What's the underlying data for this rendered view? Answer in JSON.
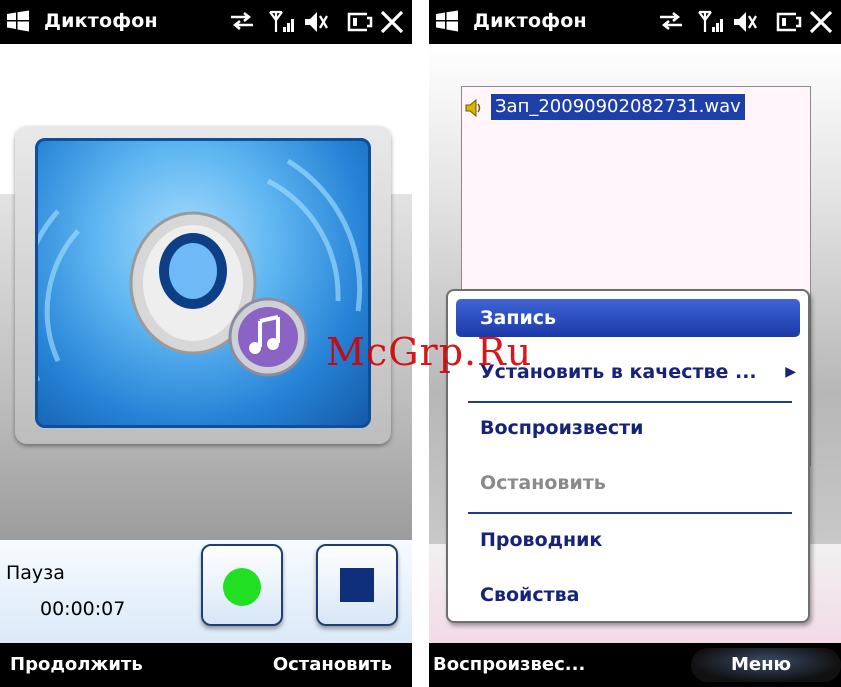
{
  "left": {
    "title": "Диктофон",
    "status_label": "Пауза",
    "timer": "00:00:07",
    "softkeys": {
      "left": "Продолжить",
      "right": "Остановить"
    },
    "record_button_icon": "record-dot-icon",
    "stop_button_icon": "stop-square-icon"
  },
  "right": {
    "title": "Диктофон",
    "file": {
      "name": "Зап_20090902082731.wav",
      "icon": "speaker-file-icon"
    },
    "menu": {
      "items": [
        {
          "label": "Запись",
          "state": "selected"
        },
        {
          "label": "Установить в качестве ...",
          "state": "submenu"
        },
        {
          "label": "Воспроизвести",
          "state": "enabled"
        },
        {
          "label": "Остановить",
          "state": "disabled"
        },
        {
          "label": "Проводник",
          "state": "enabled"
        },
        {
          "label": "Свойства",
          "state": "enabled"
        }
      ]
    },
    "softkeys": {
      "left": "Воспроизвес...",
      "right": "Меню"
    }
  },
  "status_icons": [
    "sync-icon",
    "signal-icon",
    "volume-icon",
    "battery-icon",
    "close-icon"
  ],
  "watermark": "McGrp.Ru",
  "colors": {
    "titlebar": "#000000",
    "menu_text": "#16237a",
    "selection": "#1f3fa8",
    "record": "#21e021",
    "stop": "#0f2f7a",
    "watermark": "#d40000"
  }
}
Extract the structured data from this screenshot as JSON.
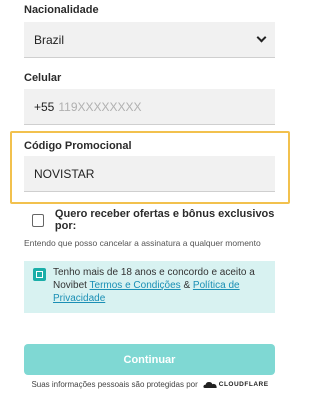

What is required: Identify the lines in the entries above that contain "watermark", then copy them out.

Solution for this problem:
  "watermark": "McGrp.Ru",
    "watermark": "#d40000"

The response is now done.